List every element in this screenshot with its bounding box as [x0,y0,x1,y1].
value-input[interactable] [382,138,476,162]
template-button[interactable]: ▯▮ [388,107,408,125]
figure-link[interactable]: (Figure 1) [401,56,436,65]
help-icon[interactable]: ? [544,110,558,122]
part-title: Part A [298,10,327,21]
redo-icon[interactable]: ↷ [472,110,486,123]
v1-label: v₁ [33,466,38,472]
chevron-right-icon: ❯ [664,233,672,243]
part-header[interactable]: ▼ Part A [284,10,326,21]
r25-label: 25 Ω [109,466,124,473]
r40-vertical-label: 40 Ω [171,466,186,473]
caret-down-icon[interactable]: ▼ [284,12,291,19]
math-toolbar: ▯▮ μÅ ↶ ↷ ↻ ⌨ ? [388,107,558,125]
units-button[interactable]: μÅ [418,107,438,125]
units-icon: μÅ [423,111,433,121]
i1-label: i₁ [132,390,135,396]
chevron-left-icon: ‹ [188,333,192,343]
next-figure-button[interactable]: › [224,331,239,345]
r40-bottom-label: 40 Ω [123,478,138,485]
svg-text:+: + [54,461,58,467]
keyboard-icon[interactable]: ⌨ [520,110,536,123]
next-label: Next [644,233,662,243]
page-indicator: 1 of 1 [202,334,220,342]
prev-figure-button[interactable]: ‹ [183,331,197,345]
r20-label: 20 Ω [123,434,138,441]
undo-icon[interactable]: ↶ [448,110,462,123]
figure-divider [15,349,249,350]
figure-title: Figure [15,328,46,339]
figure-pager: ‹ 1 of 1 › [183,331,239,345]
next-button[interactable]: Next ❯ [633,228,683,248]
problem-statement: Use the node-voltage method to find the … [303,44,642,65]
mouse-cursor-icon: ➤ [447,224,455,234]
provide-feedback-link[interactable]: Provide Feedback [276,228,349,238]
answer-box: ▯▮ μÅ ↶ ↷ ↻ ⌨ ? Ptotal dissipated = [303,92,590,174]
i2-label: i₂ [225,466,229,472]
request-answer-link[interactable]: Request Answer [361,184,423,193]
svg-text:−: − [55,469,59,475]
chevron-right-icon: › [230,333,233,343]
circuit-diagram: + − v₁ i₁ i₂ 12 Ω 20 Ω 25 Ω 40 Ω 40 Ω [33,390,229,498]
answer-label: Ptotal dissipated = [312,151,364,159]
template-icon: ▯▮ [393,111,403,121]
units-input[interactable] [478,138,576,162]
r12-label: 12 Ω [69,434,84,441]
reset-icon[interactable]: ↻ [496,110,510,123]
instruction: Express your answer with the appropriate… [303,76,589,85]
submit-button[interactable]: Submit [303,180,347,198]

- WORK TO COMPLETE -
Convert the records, starting at the first line and ending after the line that contains "figure-pager: ‹ 1 of 1 › [183,331,239,345]", into a JSON list of strings with one string per line, leaving out blank lines.

- TASK OUTPUT -
[
  "List every element in this screenshot with its bounding box as [x0,y0,x1,y1].",
  "value-input[interactable] [382,138,476,162]",
  "template-button[interactable]: ▯▮ [388,107,408,125]",
  "figure-link[interactable]: (Figure 1) [401,56,436,65]",
  "help-icon[interactable]: ? [544,110,558,122]",
  "part-title: Part A [298,10,327,21]",
  "redo-icon[interactable]: ↷ [472,110,486,123]",
  "v1-label: v₁ [33,466,38,472]",
  "chevron-right-icon: ❯ [664,233,672,243]",
  "part-header[interactable]: ▼ Part A [284,10,326,21]",
  "r25-label: 25 Ω [109,466,124,473]",
  "r40-vertical-label: 40 Ω [171,466,186,473]",
  "caret-down-icon[interactable]: ▼ [284,12,291,19]",
  "math-toolbar: ▯▮ μÅ ↶ ↷ ↻ ⌨ ? [388,107,558,125]",
  "units-button[interactable]: μÅ [418,107,438,125]",
  "units-icon: μÅ [423,111,433,121]",
  "i1-label: i₁ [132,390,135,396]",
  "chevron-left-icon: ‹ [188,333,192,343]",
  "next-figure-button[interactable]: › [224,331,239,345]",
  "r40-bottom-label: 40 Ω [123,478,138,485]",
  "svg-text:+: + [54,461,58,467]",
  "keyboard-icon[interactable]: ⌨ [520,110,536,123]",
  "next-label: Next [644,233,662,243]",
  "page-indicator: 1 of 1 [202,334,220,342]",
  "prev-figure-button[interactable]: ‹ [183,331,197,345]",
  "r20-label: 20 Ω [123,434,138,441]",
  "undo-icon[interactable]: ↶ [448,110,462,123]",
  "figure-divider [15,349,249,350]",
  "figure-title: Figure [15,328,46,339]",
  "figure-pager: ‹ 1 of 1 › [183,331,239,345]"
]